— The exercise —
Repeat the records exactly. Every line must match.

- - - - -

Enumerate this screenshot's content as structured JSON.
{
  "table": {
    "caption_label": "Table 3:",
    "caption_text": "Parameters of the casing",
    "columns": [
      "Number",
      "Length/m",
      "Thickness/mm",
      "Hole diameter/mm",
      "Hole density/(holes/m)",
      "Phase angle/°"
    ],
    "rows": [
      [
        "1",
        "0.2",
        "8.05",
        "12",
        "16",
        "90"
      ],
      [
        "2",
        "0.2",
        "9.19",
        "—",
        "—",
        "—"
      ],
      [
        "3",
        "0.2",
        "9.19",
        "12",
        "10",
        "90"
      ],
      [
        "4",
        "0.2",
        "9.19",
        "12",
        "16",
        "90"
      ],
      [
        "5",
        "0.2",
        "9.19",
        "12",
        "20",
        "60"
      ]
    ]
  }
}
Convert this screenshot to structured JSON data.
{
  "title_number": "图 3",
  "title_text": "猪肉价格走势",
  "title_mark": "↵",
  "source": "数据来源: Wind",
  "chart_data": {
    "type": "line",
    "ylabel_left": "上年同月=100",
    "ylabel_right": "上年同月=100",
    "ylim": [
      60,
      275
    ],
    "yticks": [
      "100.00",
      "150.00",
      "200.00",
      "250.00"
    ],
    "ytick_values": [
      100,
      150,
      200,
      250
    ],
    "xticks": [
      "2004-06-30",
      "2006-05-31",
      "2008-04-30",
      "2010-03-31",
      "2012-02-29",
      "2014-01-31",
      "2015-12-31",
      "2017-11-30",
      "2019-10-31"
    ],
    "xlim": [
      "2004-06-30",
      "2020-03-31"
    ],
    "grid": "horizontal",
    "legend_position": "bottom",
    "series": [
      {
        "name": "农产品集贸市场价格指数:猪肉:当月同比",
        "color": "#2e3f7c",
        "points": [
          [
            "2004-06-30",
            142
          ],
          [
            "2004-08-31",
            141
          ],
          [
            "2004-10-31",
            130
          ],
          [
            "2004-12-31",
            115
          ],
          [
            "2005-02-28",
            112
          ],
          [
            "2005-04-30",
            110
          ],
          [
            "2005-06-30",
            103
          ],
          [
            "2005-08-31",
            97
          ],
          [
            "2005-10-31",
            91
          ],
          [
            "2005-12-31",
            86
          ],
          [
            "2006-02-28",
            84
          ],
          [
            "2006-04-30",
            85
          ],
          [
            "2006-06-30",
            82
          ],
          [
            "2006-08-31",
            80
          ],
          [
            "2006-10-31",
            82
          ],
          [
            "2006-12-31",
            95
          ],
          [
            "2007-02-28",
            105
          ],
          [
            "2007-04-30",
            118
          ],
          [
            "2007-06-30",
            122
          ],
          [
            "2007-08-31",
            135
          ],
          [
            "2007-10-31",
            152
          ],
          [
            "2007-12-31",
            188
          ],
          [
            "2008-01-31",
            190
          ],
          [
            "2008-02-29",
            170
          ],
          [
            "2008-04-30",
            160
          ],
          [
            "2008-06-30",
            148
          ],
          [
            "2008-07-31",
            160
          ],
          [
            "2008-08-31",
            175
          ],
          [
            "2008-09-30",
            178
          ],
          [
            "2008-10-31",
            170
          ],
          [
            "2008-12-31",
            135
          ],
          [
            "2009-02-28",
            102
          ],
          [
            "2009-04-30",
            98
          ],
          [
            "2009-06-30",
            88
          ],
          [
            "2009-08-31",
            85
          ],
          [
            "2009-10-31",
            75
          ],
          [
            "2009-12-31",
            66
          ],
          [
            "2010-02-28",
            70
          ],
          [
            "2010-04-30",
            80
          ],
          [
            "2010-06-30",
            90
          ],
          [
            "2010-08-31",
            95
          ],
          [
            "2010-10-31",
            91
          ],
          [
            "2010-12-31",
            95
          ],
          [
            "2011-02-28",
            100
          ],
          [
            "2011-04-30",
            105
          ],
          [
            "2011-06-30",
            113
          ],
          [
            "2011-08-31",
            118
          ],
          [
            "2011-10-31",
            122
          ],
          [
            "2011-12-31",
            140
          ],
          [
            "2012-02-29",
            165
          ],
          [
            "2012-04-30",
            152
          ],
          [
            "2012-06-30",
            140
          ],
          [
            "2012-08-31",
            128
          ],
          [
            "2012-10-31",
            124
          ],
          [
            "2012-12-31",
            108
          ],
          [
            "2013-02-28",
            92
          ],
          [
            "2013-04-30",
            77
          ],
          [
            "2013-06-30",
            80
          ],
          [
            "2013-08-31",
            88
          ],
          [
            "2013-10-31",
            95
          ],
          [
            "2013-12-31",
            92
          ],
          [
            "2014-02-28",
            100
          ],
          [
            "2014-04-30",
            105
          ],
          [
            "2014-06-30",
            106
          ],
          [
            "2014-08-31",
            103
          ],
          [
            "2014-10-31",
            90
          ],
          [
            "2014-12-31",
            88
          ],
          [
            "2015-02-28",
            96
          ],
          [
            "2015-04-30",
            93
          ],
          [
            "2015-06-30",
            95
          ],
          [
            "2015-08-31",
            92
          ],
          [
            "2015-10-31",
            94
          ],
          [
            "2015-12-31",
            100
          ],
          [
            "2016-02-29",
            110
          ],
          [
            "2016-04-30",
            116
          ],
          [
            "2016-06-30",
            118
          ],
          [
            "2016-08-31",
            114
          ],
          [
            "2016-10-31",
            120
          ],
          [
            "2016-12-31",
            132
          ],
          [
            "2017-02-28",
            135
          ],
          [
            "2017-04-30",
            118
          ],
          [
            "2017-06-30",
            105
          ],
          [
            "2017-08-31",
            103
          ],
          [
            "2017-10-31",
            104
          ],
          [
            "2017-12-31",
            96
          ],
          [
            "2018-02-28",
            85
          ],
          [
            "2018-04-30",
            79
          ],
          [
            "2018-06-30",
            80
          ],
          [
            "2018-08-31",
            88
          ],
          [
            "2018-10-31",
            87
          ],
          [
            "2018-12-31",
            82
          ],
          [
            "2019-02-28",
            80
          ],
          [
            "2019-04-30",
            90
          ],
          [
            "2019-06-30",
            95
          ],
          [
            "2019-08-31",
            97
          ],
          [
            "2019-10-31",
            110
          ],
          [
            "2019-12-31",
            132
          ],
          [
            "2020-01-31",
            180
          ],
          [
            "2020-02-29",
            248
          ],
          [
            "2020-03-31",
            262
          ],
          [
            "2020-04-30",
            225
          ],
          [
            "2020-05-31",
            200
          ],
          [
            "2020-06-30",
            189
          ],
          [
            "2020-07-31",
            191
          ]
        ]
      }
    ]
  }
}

- - - - -

— Correct result —
Enumerate this screenshot's content as structured JSON.
{
  "table": {
    "caption_label": "Table 3:",
    "caption_text": "Parameters of the casing",
    "columns": [
      "Number",
      "Length/m",
      "Thickness/mm",
      "Hole diameter/mm",
      "Hole density/(holes/m)",
      "Phase angle/°"
    ],
    "rows": [
      [
        "1",
        "0.2",
        "8.05",
        "12",
        "16",
        "90"
      ],
      [
        "2",
        "0.2",
        "9.19",
        "—",
        "—",
        "—"
      ],
      [
        "3",
        "0.2",
        "9.19",
        "12",
        "10",
        "90"
      ],
      [
        "4",
        "0.2",
        "9.19",
        "12",
        "16",
        "90"
      ],
      [
        "5",
        "0.2",
        "9.19",
        "12",
        "20",
        "60"
      ]
    ]
  }
}
Convert this screenshot to structured JSON data.
{
  "title_number": "图 3",
  "title_text": "猪肉价格走势",
  "title_mark": "↵",
  "source": "数据来源: Wind",
  "chart_data": {
    "type": "line",
    "ylabel_left": "上年同月=100",
    "ylabel_right": "上年同月=100",
    "ylim": [
      60,
      275
    ],
    "yticks": [
      "100.00",
      "150.00",
      "200.00",
      "250.00"
    ],
    "ytick_values": [
      100,
      150,
      200,
      250
    ],
    "xticks": [
      "2004-06-30",
      "2006-05-31",
      "2008-04-30",
      "2010-03-31",
      "2012-02-29",
      "2014-01-31",
      "2015-12-31",
      "2017-11-30",
      "2019-10-31"
    ],
    "xlim": [
      "2004-06-30",
      "2020-03-31"
    ],
    "grid": "horizontal",
    "legend_position": "bottom",
    "series": [
      {
        "name": "农产品集贸市场价格指数:猪肉:当月同比",
        "color": "#2e3f7c",
        "points": [
          [
            "2004-06-30",
            142
          ],
          [
            "2004-08-31",
            141
          ],
          [
            "2004-10-31",
            130
          ],
          [
            "2004-12-31",
            115
          ],
          [
            "2005-02-28",
            112
          ],
          [
            "2005-04-30",
            110
          ],
          [
            "2005-06-30",
            103
          ],
          [
            "2005-08-31",
            97
          ],
          [
            "2005-10-31",
            91
          ],
          [
            "2005-12-31",
            86
          ],
          [
            "2006-02-28",
            84
          ],
          [
            "2006-04-30",
            85
          ],
          [
            "2006-06-30",
            82
          ],
          [
            "2006-08-31",
            80
          ],
          [
            "2006-10-31",
            82
          ],
          [
            "2006-12-31",
            95
          ],
          [
            "2007-02-28",
            105
          ],
          [
            "2007-04-30",
            118
          ],
          [
            "2007-06-30",
            122
          ],
          [
            "2007-08-31",
            135
          ],
          [
            "2007-10-31",
            152
          ],
          [
            "2007-12-31",
            188
          ],
          [
            "2008-01-31",
            190
          ],
          [
            "2008-02-29",
            170
          ],
          [
            "2008-04-30",
            160
          ],
          [
            "2008-06-30",
            148
          ],
          [
            "2008-07-31",
            160
          ],
          [
            "2008-08-31",
            175
          ],
          [
            "2008-09-30",
            178
          ],
          [
            "2008-10-31",
            170
          ],
          [
            "2008-12-31",
            135
          ],
          [
            "2009-02-28",
            102
          ],
          [
            "2009-04-30",
            98
          ],
          [
            "2009-06-30",
            88
          ],
          [
            "2009-08-31",
            85
          ],
          [
            "2009-10-31",
            75
          ],
          [
            "2009-12-31",
            66
          ],
          [
            "2010-02-28",
            70
          ],
          [
            "2010-04-30",
            80
          ],
          [
            "2010-06-30",
            90
          ],
          [
            "2010-08-31",
            95
          ],
          [
            "2010-10-31",
            91
          ],
          [
            "2010-12-31",
            95
          ],
          [
            "2011-02-28",
            100
          ],
          [
            "2011-04-30",
            105
          ],
          [
            "2011-06-30",
            113
          ],
          [
            "2011-08-31",
            118
          ],
          [
            "2011-10-31",
            122
          ],
          [
            "2011-12-31",
            140
          ],
          [
            "2012-02-29",
            165
          ],
          [
            "2012-04-30",
            152
          ],
          [
            "2012-06-30",
            140
          ],
          [
            "2012-08-31",
            128
          ],
          [
            "2012-10-31",
            124
          ],
          [
            "2012-12-31",
            108
          ],
          [
            "2013-02-28",
            92
          ],
          [
            "2013-04-30",
            77
          ],
          [
            "2013-06-30",
            80
          ],
          [
            "2013-08-31",
            88
          ],
          [
            "2013-10-31",
            95
          ],
          [
            "2013-12-31",
            92
          ],
          [
            "2014-02-28",
            100
          ],
          [
            "2014-04-30",
            105
          ],
          [
            "2014-06-30",
            106
          ],
          [
            "2014-08-31",
            103
          ],
          [
            "2014-10-31",
            90
          ],
          [
            "2014-12-31",
            88
          ],
          [
            "2015-02-28",
            96
          ],
          [
            "2015-04-30",
            93
          ],
          [
            "2015-06-30",
            95
          ],
          [
            "2015-08-31",
            92
          ],
          [
            "2015-10-31",
            94
          ],
          [
            "2015-12-31",
            100
          ],
          [
            "2016-02-29",
            110
          ],
          [
            "2016-04-30",
            116
          ],
          [
            "2016-06-30",
            118
          ],
          [
            "2016-08-31",
            114
          ],
          [
            "2016-10-31",
            120
          ],
          [
            "2016-12-31",
            132
          ],
          [
            "2017-02-28",
            135
          ],
          [
            "2017-04-30",
            118
          ],
          [
            "2017-06-30",
            105
          ],
          [
            "2017-08-31",
            103
          ],
          [
            "2017-10-31",
            104
          ],
          [
            "2017-12-31",
            96
          ],
          [
            "2018-02-28",
            85
          ],
          [
            "2018-04-30",
            79
          ],
          [
            "2018-06-30",
            80
          ],
          [
            "2018-08-31",
            88
          ],
          [
            "2018-10-31",
            87
          ],
          [
            "2018-12-31",
            82
          ],
          [
            "2019-02-28",
            80
          ],
          [
            "2019-04-30",
            90
          ],
          [
            "2019-06-30",
            95
          ],
          [
            "2019-08-31",
            97
          ],
          [
            "2019-10-31",
            110
          ],
          [
            "2019-12-31",
            132
          ],
          [
            "2020-01-31",
            180
          ],
          [
            "2020-02-29",
            248
          ],
          [
            "2020-03-31",
            262
          ],
          [
            "2020-04-30",
            225
          ],
          [
            "2020-05-31",
            200
          ],
          [
            "2020-06-30",
            189
          ],
          [
            "2020-07-31",
            191
          ]
        ]
      }
    ]
  }
}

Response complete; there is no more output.